### The problem
Locate the word "markers" in the data below, then copy every line that holds it.

===== Provided material

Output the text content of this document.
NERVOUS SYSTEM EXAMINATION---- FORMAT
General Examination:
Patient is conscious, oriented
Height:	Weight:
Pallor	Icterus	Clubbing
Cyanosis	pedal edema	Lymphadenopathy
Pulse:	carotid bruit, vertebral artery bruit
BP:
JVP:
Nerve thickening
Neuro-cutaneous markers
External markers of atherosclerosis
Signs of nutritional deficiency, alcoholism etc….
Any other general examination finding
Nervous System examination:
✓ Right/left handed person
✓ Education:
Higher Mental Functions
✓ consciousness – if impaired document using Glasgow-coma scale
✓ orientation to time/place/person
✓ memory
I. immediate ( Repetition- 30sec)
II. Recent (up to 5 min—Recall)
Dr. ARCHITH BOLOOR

==========

### Solved exercise
Neuro-cutaneous markers
External markers of atherosclerosis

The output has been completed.